**Your instructions:**
Keep only the lines of the data below that contain "darslarida", and copy them.

**Supplied information:**
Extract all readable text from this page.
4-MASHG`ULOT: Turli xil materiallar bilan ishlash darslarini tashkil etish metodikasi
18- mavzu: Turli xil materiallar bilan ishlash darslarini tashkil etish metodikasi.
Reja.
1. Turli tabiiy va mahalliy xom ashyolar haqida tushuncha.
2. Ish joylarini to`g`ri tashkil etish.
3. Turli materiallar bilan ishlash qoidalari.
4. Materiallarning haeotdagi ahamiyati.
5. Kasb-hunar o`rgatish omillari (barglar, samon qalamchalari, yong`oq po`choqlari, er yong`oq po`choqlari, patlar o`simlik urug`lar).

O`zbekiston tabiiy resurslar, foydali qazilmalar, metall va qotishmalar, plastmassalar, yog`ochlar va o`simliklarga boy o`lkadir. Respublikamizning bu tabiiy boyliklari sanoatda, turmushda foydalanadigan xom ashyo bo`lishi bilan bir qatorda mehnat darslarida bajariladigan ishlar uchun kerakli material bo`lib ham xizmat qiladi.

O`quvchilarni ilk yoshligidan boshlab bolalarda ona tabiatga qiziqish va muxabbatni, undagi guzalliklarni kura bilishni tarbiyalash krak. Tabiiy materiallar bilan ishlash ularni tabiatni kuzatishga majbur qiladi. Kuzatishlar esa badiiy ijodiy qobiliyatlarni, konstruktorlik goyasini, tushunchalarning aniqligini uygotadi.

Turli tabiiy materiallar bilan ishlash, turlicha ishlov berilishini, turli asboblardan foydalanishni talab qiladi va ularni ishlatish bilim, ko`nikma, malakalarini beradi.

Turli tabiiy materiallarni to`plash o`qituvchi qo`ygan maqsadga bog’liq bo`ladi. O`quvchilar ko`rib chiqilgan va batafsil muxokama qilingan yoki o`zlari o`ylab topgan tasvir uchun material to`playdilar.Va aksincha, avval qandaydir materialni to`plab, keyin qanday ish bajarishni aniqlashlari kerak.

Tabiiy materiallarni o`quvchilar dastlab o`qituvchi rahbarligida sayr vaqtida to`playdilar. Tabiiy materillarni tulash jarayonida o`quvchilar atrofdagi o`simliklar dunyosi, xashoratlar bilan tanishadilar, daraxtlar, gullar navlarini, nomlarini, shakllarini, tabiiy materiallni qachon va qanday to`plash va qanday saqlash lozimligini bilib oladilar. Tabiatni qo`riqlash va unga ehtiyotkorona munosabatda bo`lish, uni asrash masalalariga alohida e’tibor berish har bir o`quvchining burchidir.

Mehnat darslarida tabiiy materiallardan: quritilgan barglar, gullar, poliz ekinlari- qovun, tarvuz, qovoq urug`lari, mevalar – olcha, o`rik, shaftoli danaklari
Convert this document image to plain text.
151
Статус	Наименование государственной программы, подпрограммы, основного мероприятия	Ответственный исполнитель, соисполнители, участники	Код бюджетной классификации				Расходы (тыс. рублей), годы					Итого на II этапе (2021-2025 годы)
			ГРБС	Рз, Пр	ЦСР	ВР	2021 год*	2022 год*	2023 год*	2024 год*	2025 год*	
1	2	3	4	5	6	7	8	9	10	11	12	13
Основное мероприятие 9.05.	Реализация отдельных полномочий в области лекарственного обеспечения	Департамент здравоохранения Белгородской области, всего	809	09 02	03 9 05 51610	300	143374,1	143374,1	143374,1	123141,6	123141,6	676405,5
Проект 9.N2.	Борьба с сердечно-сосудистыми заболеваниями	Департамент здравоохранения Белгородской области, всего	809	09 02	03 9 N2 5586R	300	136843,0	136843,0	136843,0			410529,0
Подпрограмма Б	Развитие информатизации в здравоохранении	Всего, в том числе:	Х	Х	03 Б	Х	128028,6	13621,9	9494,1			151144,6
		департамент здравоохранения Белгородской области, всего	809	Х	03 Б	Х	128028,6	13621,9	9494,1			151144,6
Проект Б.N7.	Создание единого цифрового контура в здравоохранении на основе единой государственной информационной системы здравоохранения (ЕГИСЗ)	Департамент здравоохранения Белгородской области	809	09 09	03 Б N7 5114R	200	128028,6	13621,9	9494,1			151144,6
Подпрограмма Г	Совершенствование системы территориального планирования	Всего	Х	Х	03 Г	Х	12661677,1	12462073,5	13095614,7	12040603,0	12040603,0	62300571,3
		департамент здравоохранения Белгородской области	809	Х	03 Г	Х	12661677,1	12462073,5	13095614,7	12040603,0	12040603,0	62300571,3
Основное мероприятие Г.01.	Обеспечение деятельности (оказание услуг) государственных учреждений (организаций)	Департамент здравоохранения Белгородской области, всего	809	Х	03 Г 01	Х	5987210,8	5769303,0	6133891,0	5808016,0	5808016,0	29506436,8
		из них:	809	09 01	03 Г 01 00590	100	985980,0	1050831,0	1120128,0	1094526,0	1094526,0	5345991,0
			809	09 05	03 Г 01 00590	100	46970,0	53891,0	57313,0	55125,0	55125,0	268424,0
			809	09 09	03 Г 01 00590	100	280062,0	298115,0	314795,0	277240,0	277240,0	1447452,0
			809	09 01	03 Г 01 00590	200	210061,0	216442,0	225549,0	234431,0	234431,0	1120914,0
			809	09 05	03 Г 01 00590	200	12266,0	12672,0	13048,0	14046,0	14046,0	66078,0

**Response to the exercise:**
O`zbekiston tabiiy resurslar, foydali qazilmalar, metall va qotishmalar, plastmassalar, yog`ochlar va o`simliklarga boy o`lkadir. Respublikamizning bu tabiiy boyliklari sanoatda, turmushda foydalanadigan xom ashyo bo`lishi bilan bir qatorda mehnat darslarida bajariladigan ishlar uchun kerakli material bo`lib ham xizmat qiladi.
Mehnat darslarida tabiiy materiallardan: quritilgan barglar, gullar, poliz ekinlari- qovun, tarvuz, qovoq urug`lari, mevalar – olcha, o`rik, shaftoli danaklari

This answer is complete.